### [GIVEN PROBLEM]
Please give the listing again in its entirety, exactly as written.

### [GIVEN INFORMATION]

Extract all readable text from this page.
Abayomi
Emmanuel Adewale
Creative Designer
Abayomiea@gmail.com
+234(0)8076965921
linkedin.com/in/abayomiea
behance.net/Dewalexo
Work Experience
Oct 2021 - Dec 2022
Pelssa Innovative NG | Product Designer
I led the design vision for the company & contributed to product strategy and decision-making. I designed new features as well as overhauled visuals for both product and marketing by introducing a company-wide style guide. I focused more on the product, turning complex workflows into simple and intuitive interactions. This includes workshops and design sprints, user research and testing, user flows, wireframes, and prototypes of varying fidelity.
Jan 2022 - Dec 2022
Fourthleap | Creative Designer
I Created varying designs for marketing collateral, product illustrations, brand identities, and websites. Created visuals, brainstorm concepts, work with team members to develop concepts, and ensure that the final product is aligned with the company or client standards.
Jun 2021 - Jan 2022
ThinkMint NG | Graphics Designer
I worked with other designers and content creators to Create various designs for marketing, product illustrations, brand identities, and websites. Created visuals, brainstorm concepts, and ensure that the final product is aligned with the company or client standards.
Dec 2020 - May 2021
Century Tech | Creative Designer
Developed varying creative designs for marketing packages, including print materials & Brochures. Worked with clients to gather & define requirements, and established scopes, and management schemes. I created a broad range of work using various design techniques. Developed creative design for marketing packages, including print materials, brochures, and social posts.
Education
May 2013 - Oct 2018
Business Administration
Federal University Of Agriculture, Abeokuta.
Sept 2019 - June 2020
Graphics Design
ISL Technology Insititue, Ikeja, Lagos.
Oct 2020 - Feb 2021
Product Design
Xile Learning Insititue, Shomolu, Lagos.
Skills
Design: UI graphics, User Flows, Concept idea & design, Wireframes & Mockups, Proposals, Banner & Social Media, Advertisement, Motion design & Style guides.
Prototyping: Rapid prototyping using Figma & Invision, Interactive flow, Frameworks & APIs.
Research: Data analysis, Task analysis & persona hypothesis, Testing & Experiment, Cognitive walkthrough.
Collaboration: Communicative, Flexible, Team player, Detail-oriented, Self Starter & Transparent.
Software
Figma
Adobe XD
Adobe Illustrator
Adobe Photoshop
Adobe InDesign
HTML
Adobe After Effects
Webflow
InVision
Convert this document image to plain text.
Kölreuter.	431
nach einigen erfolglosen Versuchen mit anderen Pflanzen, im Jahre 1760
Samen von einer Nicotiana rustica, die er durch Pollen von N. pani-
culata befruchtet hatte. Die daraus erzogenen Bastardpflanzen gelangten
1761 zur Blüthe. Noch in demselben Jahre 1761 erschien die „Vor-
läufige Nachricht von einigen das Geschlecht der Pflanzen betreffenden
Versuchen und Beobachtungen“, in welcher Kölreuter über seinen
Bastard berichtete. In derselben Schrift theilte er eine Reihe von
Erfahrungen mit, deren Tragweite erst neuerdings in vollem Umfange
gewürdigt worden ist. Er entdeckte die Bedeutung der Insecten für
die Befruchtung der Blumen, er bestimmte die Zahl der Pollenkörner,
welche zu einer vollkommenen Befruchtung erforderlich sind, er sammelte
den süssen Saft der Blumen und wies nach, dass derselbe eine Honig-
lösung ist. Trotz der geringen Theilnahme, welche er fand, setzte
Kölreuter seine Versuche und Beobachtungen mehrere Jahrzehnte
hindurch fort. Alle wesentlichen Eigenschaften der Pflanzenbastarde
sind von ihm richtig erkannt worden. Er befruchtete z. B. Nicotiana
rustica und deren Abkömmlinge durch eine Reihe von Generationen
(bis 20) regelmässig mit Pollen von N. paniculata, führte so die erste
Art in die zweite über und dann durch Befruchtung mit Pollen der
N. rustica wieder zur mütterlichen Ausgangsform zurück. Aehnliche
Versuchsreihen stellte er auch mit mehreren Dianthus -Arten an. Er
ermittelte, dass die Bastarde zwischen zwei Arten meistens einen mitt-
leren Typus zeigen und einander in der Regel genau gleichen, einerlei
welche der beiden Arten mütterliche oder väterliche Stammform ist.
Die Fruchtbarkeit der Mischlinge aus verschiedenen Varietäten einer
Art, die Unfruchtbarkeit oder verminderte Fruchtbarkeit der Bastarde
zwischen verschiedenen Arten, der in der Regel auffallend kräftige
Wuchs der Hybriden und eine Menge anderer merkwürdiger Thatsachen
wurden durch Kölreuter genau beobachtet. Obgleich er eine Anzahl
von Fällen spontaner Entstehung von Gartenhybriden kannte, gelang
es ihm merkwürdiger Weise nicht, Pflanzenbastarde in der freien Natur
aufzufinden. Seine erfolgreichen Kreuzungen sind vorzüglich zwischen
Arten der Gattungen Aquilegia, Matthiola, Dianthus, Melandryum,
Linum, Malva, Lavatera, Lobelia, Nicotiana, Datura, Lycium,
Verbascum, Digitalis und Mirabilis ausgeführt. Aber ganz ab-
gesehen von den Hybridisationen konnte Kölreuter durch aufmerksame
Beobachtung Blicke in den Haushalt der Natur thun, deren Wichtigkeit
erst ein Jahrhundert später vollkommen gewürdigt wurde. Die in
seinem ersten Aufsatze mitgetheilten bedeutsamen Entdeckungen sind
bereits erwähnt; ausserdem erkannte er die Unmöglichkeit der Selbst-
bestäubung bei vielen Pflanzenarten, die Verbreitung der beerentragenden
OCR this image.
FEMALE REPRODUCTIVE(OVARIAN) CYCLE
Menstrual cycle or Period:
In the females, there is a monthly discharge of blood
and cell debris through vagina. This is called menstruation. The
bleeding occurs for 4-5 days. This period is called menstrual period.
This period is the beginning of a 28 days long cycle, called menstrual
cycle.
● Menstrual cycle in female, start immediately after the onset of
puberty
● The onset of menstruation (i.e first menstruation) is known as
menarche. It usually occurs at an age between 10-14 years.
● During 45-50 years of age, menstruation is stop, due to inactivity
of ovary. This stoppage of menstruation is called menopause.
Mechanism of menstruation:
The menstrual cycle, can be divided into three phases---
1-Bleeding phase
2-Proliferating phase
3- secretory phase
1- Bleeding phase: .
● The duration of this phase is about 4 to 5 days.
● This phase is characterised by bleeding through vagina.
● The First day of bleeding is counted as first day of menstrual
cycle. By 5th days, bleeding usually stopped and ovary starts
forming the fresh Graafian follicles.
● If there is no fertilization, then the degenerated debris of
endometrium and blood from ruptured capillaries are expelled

### [COMPLETED EXERCISE]
Extract all readable text from this page.
Abayomi
Emmanuel Adewale
Creative Designer
Abayomiea@gmail.com
+234(0)8076965921
linkedin.com/in/abayomiea
behance.net/Dewalexo
Work Experience
Oct 2021 - Dec 2022
Pelssa Innovative NG | Product Designer
I led the design vision for the company & contributed to product strategy and decision-making. I designed new features as well as overhauled visuals for both product and marketing by introducing a company-wide style guide. I focused more on the product, turning complex workflows into simple and intuitive interactions. This includes workshops and design sprints, user research and testing, user flows, wireframes, and prototypes of varying fidelity.
Jan 2022 - Dec 2022
Fourthleap | Creative Designer
I Created varying designs for marketing collateral, product illustrations, brand identities, and websites. Created visuals, brainstorm concepts, work with team members to develop concepts, and ensure that the final product is aligned with the company or client standards.
Jun 2021 - Jan 2022
ThinkMint NG | Graphics Designer
I worked with other designers and content creators to Create various designs for marketing, product illustrations, brand identities, and websites. Created visuals, brainstorm concepts, and ensure that the final product is aligned with the company or client standards.
Dec 2020 - May 2021
Century Tech | Creative Designer
Developed varying creative designs for marketing packages, including print materials & Brochures. Worked with clients to gather & define requirements, and established scopes, and management schemes. I created a broad range of work using various design techniques. Developed creative design for marketing packages, including print materials, brochures, and social posts.
Education
May 2013 - Oct 2018
Business Administration
Federal University Of Agriculture, Abeokuta.
Sept 2019 - June 2020
Graphics Design
ISL Technology Insititue, Ikeja, Lagos.
Oct 2020 - Feb 2021
Product Design
Xile Learning Insititue, Shomolu, Lagos.
Skills
Design: UI graphics, User Flows, Concept idea & design, Wireframes & Mockups, Proposals, Banner & Social Media, Advertisement, Motion design & Style guides.
Prototyping: Rapid prototyping using Figma & Invision, Interactive flow, Frameworks & APIs.
Research: Data analysis, Task analysis & persona hypothesis, Testing & Experiment, Cognitive walkthrough.
Collaboration: Communicative, Flexible, Team player, Detail-oriented, Self Starter & Transparent.
Software
Figma
Adobe XD
Adobe Illustrator
Adobe Photoshop
Adobe InDesign
HTML
Adobe After Effects
Webflow
InVision
Convert this document image to plain text.
Kölreuter.	431
nach einigen erfolglosen Versuchen mit anderen Pflanzen, im Jahre 1760
Samen von einer Nicotiana rustica, die er durch Pollen von N. pani-
culata befruchtet hatte. Die daraus erzogenen Bastardpflanzen gelangten
1761 zur Blüthe. Noch in demselben Jahre 1761 erschien die „Vor-
läufige Nachricht von einigen das Geschlecht der Pflanzen betreffenden
Versuchen und Beobachtungen“, in welcher Kölreuter über seinen
Bastard berichtete. In derselben Schrift theilte er eine Reihe von
Erfahrungen mit, deren Tragweite erst neuerdings in vollem Umfange
gewürdigt worden ist. Er entdeckte die Bedeutung der Insecten für
die Befruchtung der Blumen, er bestimmte die Zahl der Pollenkörner,
welche zu einer vollkommenen Befruchtung erforderlich sind, er sammelte
den süssen Saft der Blumen und wies nach, dass derselbe eine Honig-
lösung ist. Trotz der geringen Theilnahme, welche er fand, setzte
Kölreuter seine Versuche und Beobachtungen mehrere Jahrzehnte
hindurch fort. Alle wesentlichen Eigenschaften der Pflanzenbastarde
sind von ihm richtig erkannt worden. Er befruchtete z. B. Nicotiana
rustica und deren Abkömmlinge durch eine Reihe von Generationen
(bis 20) regelmässig mit Pollen von N. paniculata, führte so die erste
Art in die zweite über und dann durch Befruchtung mit Pollen der
N. rustica wieder zur mütterlichen Ausgangsform zurück. Aehnliche
Versuchsreihen stellte er auch mit mehreren Dianthus -Arten an. Er
ermittelte, dass die Bastarde zwischen zwei Arten meistens einen mitt-
leren Typus zeigen und einander in der Regel genau gleichen, einerlei
welche der beiden Arten mütterliche oder väterliche Stammform ist.
Die Fruchtbarkeit der Mischlinge aus verschiedenen Varietäten einer
Art, die Unfruchtbarkeit oder verminderte Fruchtbarkeit der Bastarde
zwischen verschiedenen Arten, der in der Regel auffallend kräftige
Wuchs der Hybriden und eine Menge anderer merkwürdiger Thatsachen
wurden durch Kölreuter genau beobachtet. Obgleich er eine Anzahl
von Fällen spontaner Entstehung von Gartenhybriden kannte, gelang
es ihm merkwürdiger Weise nicht, Pflanzenbastarde in der freien Natur
aufzufinden. Seine erfolgreichen Kreuzungen sind vorzüglich zwischen
Arten der Gattungen Aquilegia, Matthiola, Dianthus, Melandryum,
Linum, Malva, Lavatera, Lobelia, Nicotiana, Datura, Lycium,
Verbascum, Digitalis und Mirabilis ausgeführt. Aber ganz ab-
gesehen von den Hybridisationen konnte Kölreuter durch aufmerksame
Beobachtung Blicke in den Haushalt der Natur thun, deren Wichtigkeit
erst ein Jahrhundert später vollkommen gewürdigt wurde. Die in
seinem ersten Aufsatze mitgetheilten bedeutsamen Entdeckungen sind
bereits erwähnt; ausserdem erkannte er die Unmöglichkeit der Selbst-
bestäubung bei vielen Pflanzenarten, die Verbreitung der beerentragenden
OCR this image.
FEMALE REPRODUCTIVE(OVARIAN) CYCLE
Menstrual cycle or Period:
In the females, there is a monthly discharge of blood
and cell debris through vagina. This is called menstruation. The
bleeding occurs for 4-5 days. This period is called menstrual period.
This period is the beginning of a 28 days long cycle, called menstrual
cycle.
● Menstrual cycle in female, start immediately after the onset of
puberty
● The onset of menstruation (i.e first menstruation) is known as
menarche. It usually occurs at an age between 10-14 years.
● During 45-50 years of age, menstruation is stop, due to inactivity
of ovary. This stoppage of menstruation is called menopause.
Mechanism of menstruation:
The menstrual cycle, can be divided into three phases---
1-Bleeding phase
2-Proliferating phase
3- secretory phase
1- Bleeding phase: .
● The duration of this phase is about 4 to 5 days.
● This phase is characterised by bleeding through vagina.
● The First day of bleeding is counted as first day of menstrual
cycle. By 5th days, bleeding usually stopped and ovary starts
forming the fresh Graafian follicles.
● If there is no fertilization, then the degenerated debris of
endometrium and blood from ruptured capillaries are expelled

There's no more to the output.